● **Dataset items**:
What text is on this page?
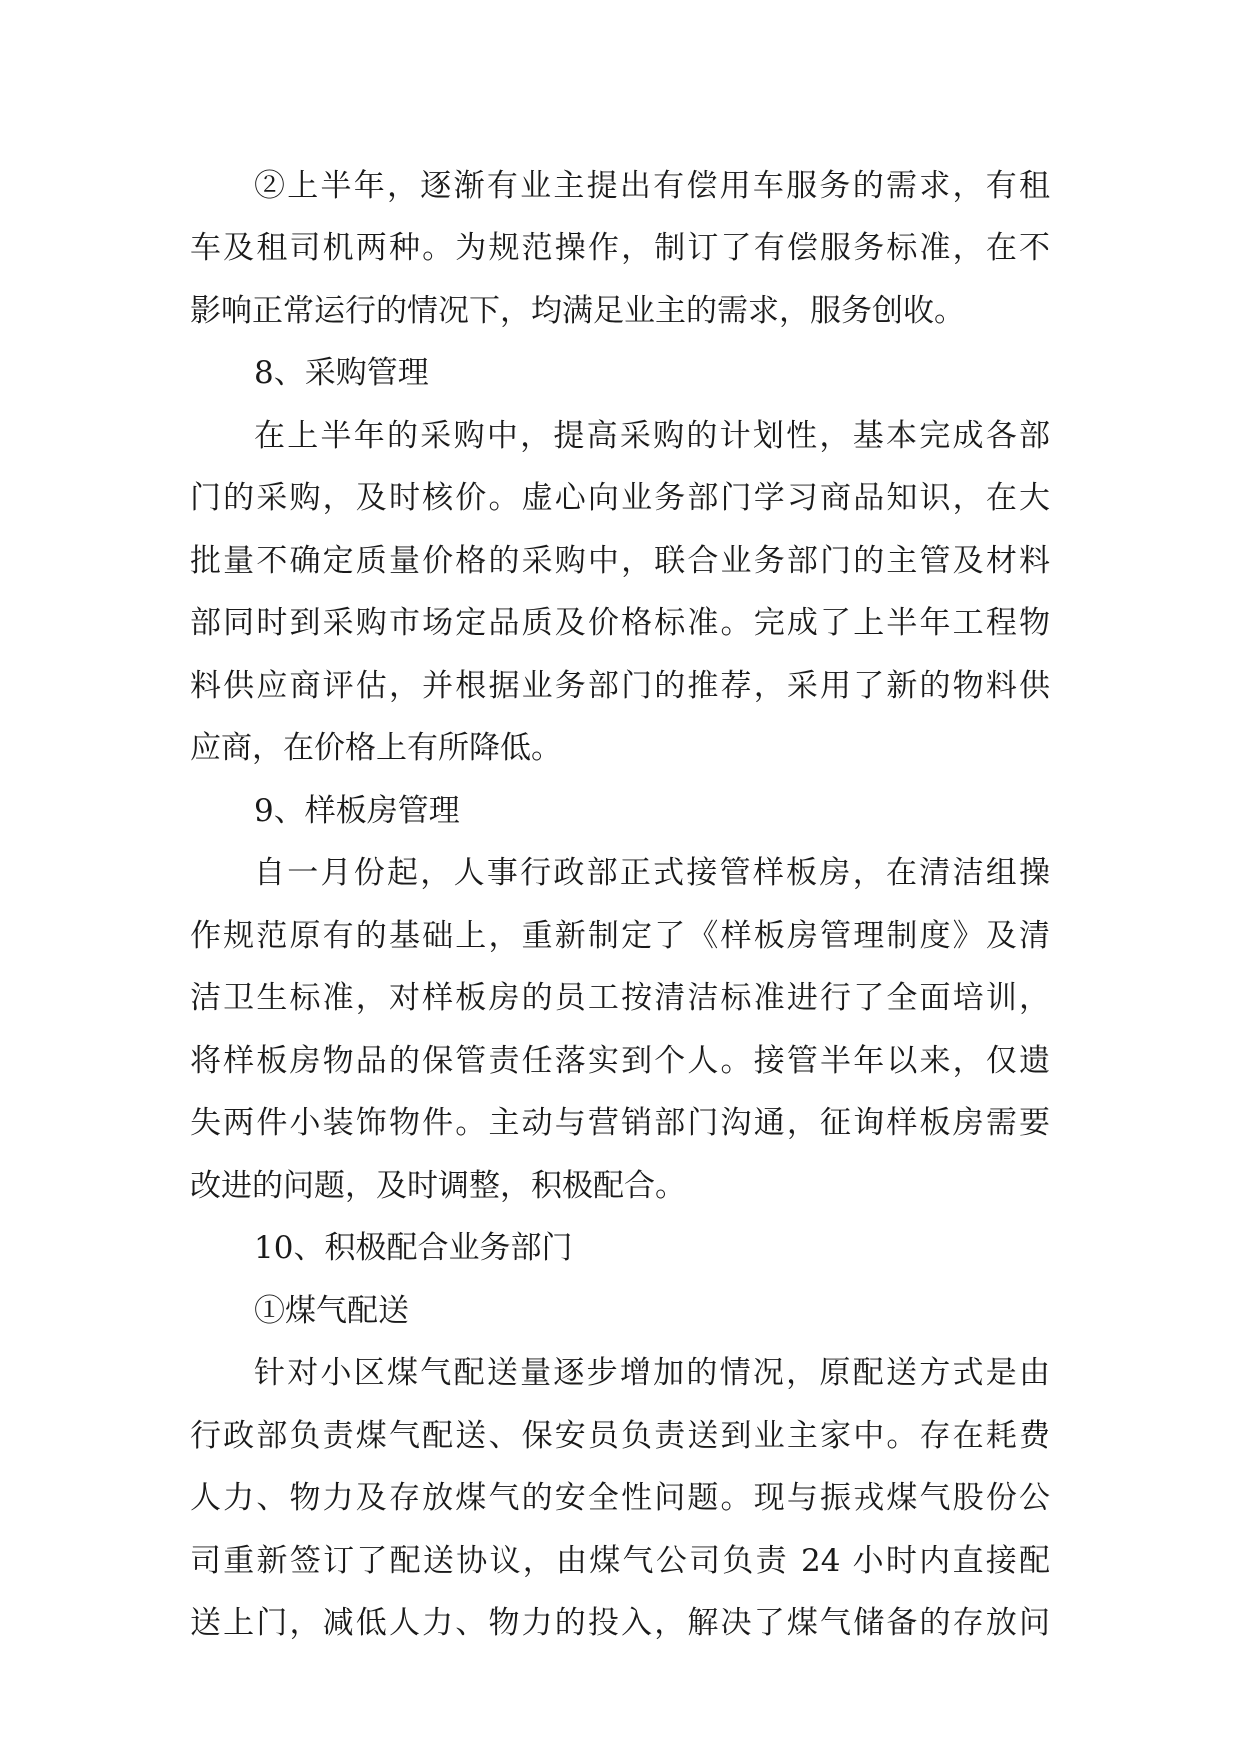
②上半年，逐渐有业主提出有偿用车服务的需求，有租
车及租司机两种。为规范操作，制订了有偿服务标准，在不
影响正常运行的情况下，均满足业主的需求，服务创收。
8、采购管理
在上半年的采购中，提高采购的计划性，基本完成各部
门的采购，及时核价。虚心向业务部门学习商品知识，在大
批量不确定质量价格的采购中，联合业务部门的主管及材料
部同时到采购市场定品质及价格标准。完成了上半年工程物
料供应商评估，并根据业务部门的推荐，采用了新的物料供
应商，在价格上有所降低。
9、样板房管理
自一月份起，人事行政部正式接管样板房，在清洁组操
作规范原有的基础上，重新制定了《样板房管理制度》及清
洁卫生标准，对样板房的员工按清洁标准进行了全面培训，
将样板房物品的保管责任落实到个人。接管半年以来，仅遗
失两件小装饰物件。主动与营销部门沟通，征询样板房需要
改进的问题，及时调整，积极配合。
10、积极配合业务部门
①煤气配送
针对小区煤气配送量逐步增加的情况，原配送方式是由
行政部负责煤气配送、保安员负责送到业主家中。存在耗费
人力、物力及存放煤气的安全性问题。现与振戎煤气股份公
司重新签订了配送协议，由煤气公司负责 24 小时内直接配
送上门，减低人力、物力的投入，解决了煤气储备的存放问
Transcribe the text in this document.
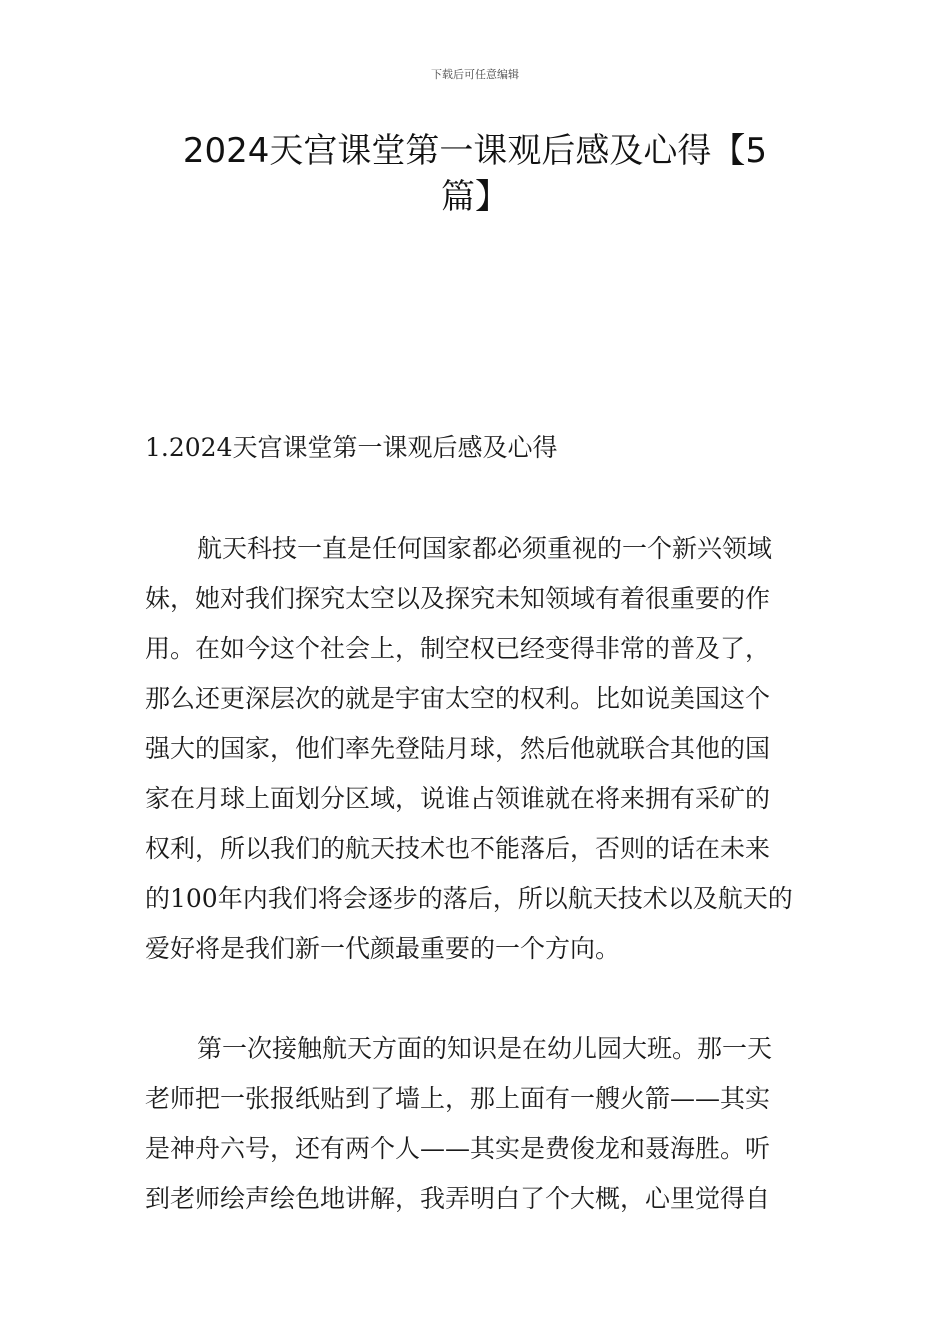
下载后可任意编辑
2024天宫课堂第一课观后感及心得【5
篇】
1.2024天宫课堂第一课观后感及心得
航天科技一直是任何国家都必须重视的一个新兴领域
妹，她对我们探究太空以及探究未知领域有着很重要的作
用。在如今这个社会上，制空权已经变得非常的普及了，
那么还更深层次的就是宇宙太空的权利。比如说美国这个
强大的国家，他们率先登陆月球，然后他就联合其他的国
家在月球上面划分区域，说谁占领谁就在将来拥有采矿的
权利，所以我们的航天技术也不能落后，否则的话在未来
的100年内我们将会逐步的落后，所以航天技术以及航天的
爱好将是我们新一代颜最重要的一个方向。
第一次接触航天方面的知识是在幼儿园大班。那一天
老师把一张报纸贴到了墙上，那上面有一艘火箭——其实
是神舟六号，还有两个人——其实是费俊龙和聂海胜。听
到老师绘声绘色地讲解，我弄明白了个大概，心里觉得自
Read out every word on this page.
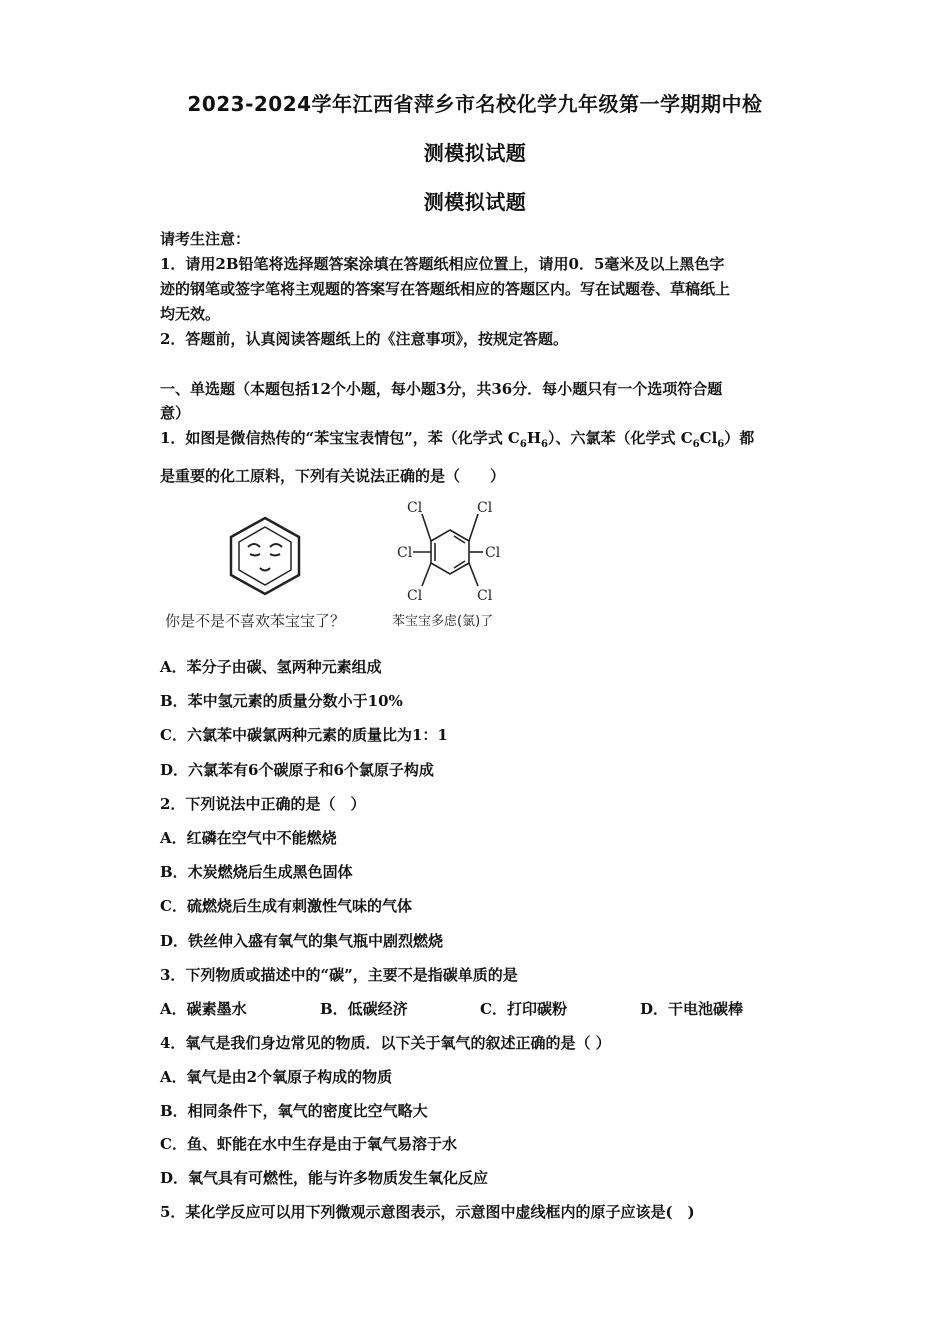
2023-2024学年江西省萍乡市名校化学九年级第一学期期中检
测模拟试题
测模拟试题
请考生注意：
1．请用2B铅笔将选择题答案涂填在答题纸相应位置上，请用0．5毫米及以上黑色字
迹的钢笔或签字笔将主观题的答案写在答题纸相应的答题区内。写在试题卷、草稿纸上
均无效。
2．答题前，认真阅读答题纸上的《注意事项》，按规定答题。
一、单选题（本题包括12个小题，每小题3分，共36分．每小题只有一个选项符合题
意）
1．如图是微信热传的“苯宝宝表情包”，苯（化学式 $C_6H_6$）、六氯苯（化学式 $C_6Cl_6$）都
是重要的化工原料，下列有关说法正确的是（　　）
Cl	Cl
Cl	Cl
Cl	Cl
你是不是不喜欢苯宝宝了？	苯宝宝多虑(氯)了
A．苯分子由碳、氢两种元素组成
B．苯中氢元素的质量分数小于10%
C．六氯苯中碳氯两种元素的质量比为1：1
D．六氯苯有6个碳原子和6个氯原子构成
2．下列说法中正确的是（　）
A．红磷在空气中不能燃烧
B．木炭燃烧后生成黑色固体
C．硫燃烧后生成有刺激性气味的气体
D．铁丝伸入盛有氧气的集气瓶中剧烈燃烧
3．下列物质或描述中的“碳”，主要不是指碳单质的是
A．碳素墨水	B．低碳经济	C．打印碳粉	D．干电池碳棒
4．氧气是我们身边常见的物质．以下关于氧气的叙述正确的是（ ）
A．氧气是由2个氧原子构成的物质
B．相同条件下，氧气的密度比空气略大
C．鱼、虾能在水中生存是由于氧气易溶于水
D．氧气具有可燃性，能与许多物质发生氧化反应
5．某化学反应可以用下列微观示意图表示，示意图中虚线框内的原子应该是(　)
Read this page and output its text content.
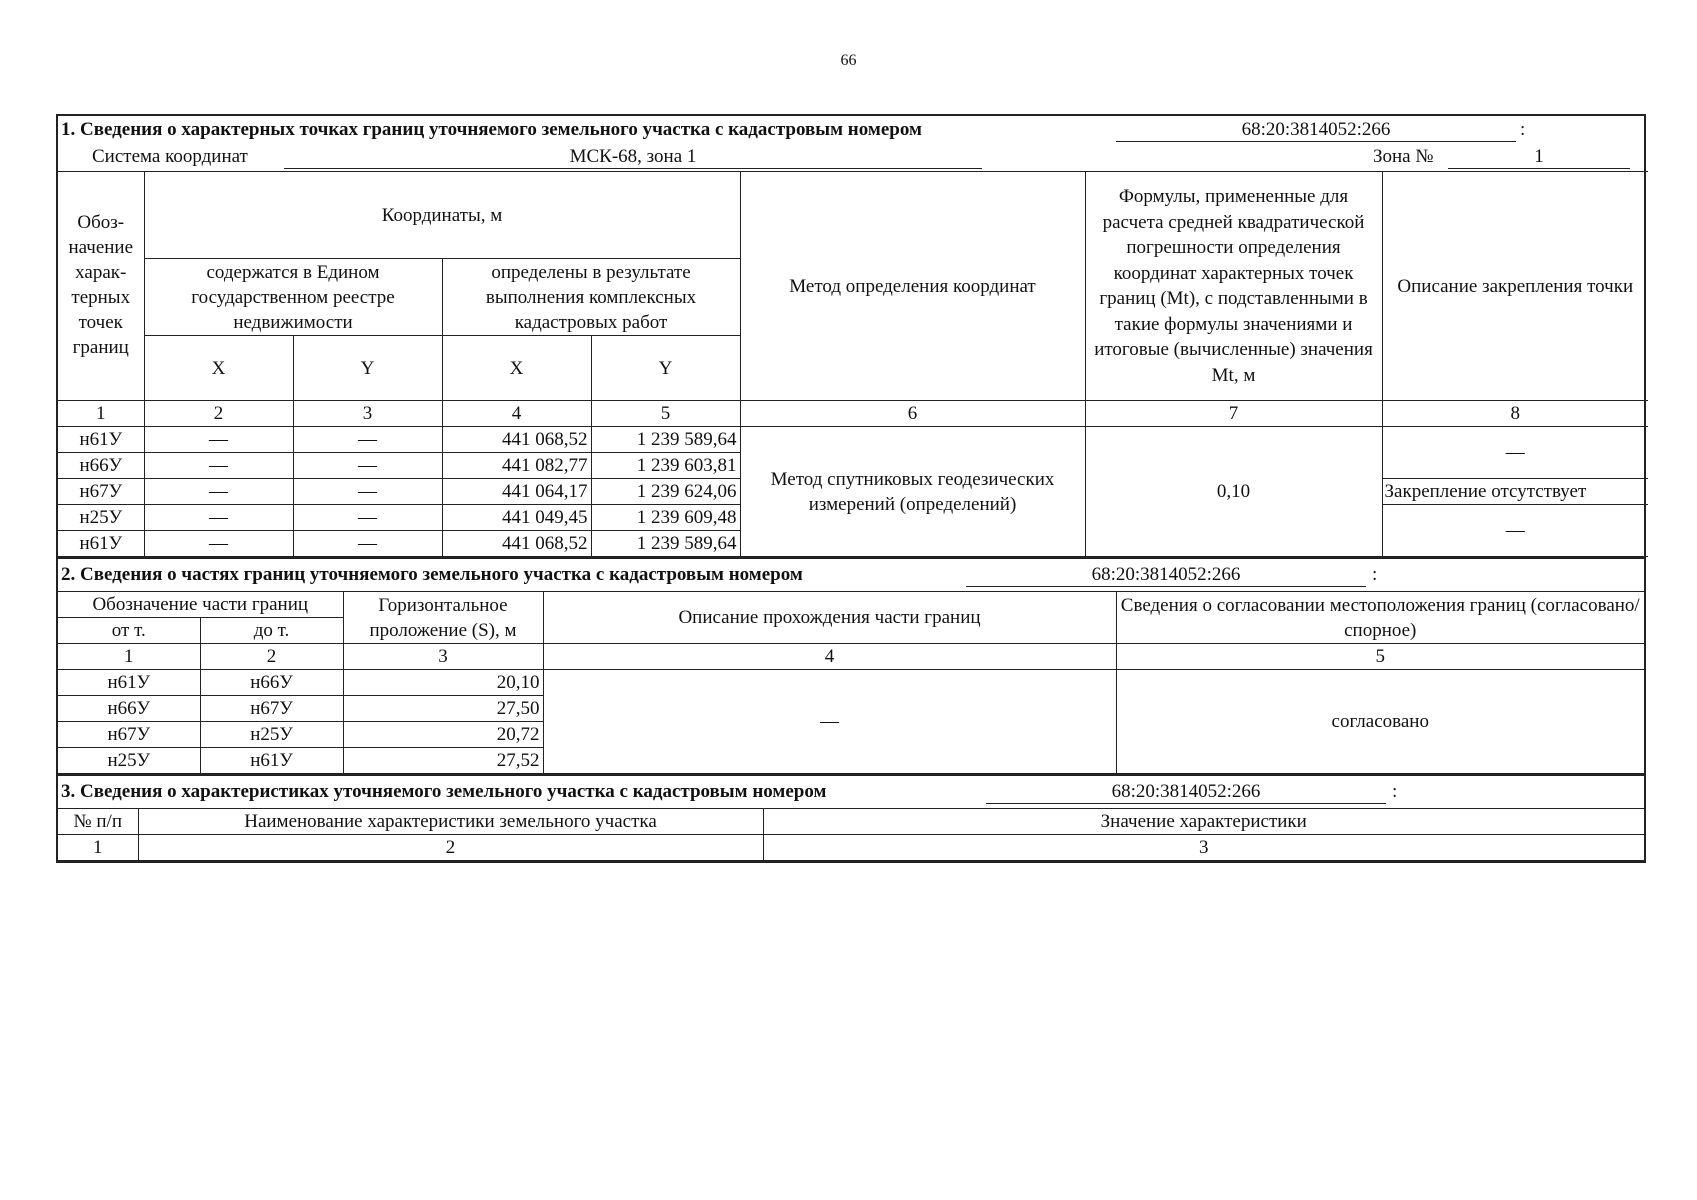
66
1. Сведения о характерных точках границ уточняемого земельного участка с кадастровым номером	68:20:3814052:266	:
Система координат	МСК-68, зона 1	Зона №	1
Обоз-начение харак-терных точек границ	Координаты, м				Метод определения координат	Формулы, примененные для расчета средней квадратической погрешности определения координат характерных точек границ (Mt), с подставленными в такие формулы значениями и итоговые (вычисленные) значения Mt, м	Описание закрепления точки
	содержатся в Едином государственном реестре недвижимости		определены в результате выполнения комплексных кадастровых работ				
	X	Y	X	Y			
1	2	3	4	5	6	7	8
н61У	—	—	441 068,52	1 239 589,64	Метод спутниковых геодезических измерений (определений)	0,10	—
н66У	—	—	441 082,77	1 239 603,81			
н67У	—	—	441 064,17	1 239 624,06			Закрепление отсутствует
н25У	—	—	441 049,45	1 239 609,48			—
н61У	—	—	441 068,52	1 239 589,64			
2. Сведения о частях границ уточняемого земельного участка с кадастровым номером	68:20:3814052:266	:
Обозначение части границ		Горизонтальное проложение (S), м	Описание прохождения части границ	Сведения о согласовании местоположения границ (согласовано/спорное)
от т.	до т.			
1	2	3	4	5
н61У	н66У	20,10	—	согласовано
н66У	н67У	27,50		
н67У	н25У	20,72		
н25У	н61У	27,52		
3. Сведения о характеристиках уточняемого земельного участка с кадастровым номером	68:20:3814052:266	:
№ п/п	Наименование характеристики земельного участка	Значение характеристики
1	2	3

● **Aim**:
State how many lines of the records hold the string "земельного", and nothing else.

● **Solution for this exercise**:
4